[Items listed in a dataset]
────────
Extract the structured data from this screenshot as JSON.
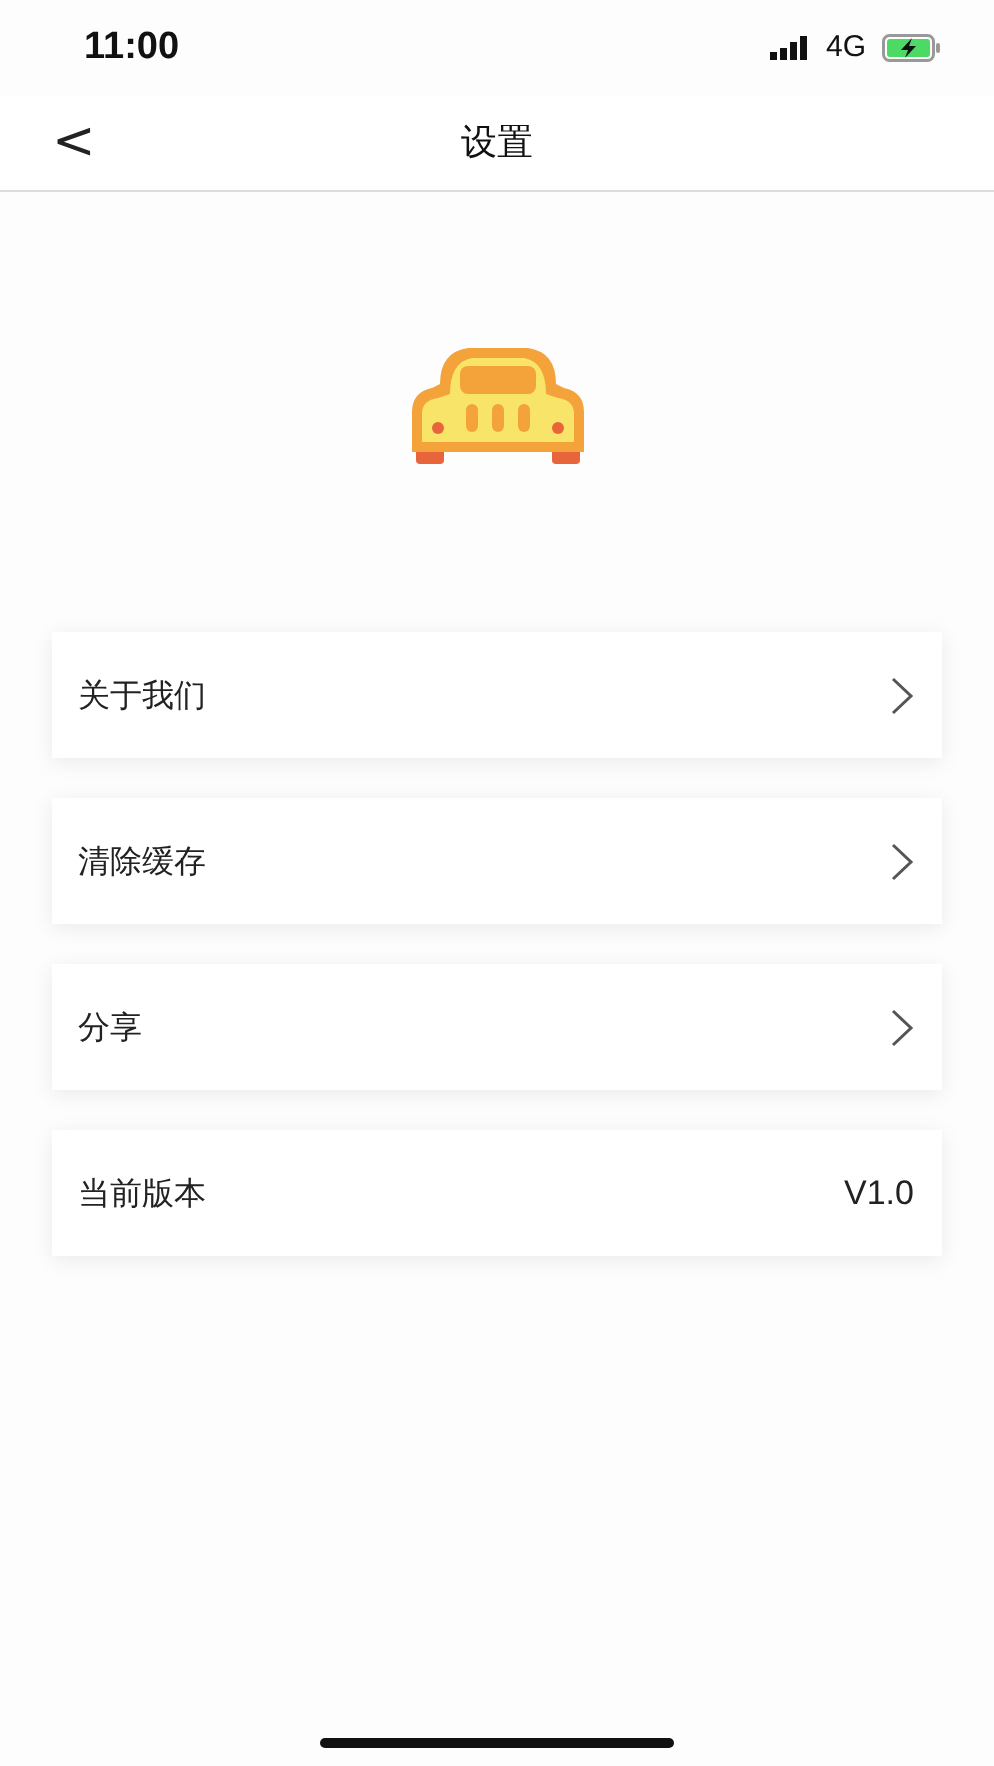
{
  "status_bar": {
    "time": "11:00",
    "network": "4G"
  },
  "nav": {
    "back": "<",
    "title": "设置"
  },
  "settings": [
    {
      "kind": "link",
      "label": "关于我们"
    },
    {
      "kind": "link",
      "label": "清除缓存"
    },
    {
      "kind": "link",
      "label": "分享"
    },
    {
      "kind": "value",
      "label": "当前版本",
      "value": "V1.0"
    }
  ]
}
────────
**Set exercise**
Check each line above for the word "label" and copy the ones that have it.

**Reply**
      "label": "关于我们"
      "label": "清除缓存"
      "label": "分享"
      "label": "当前版本",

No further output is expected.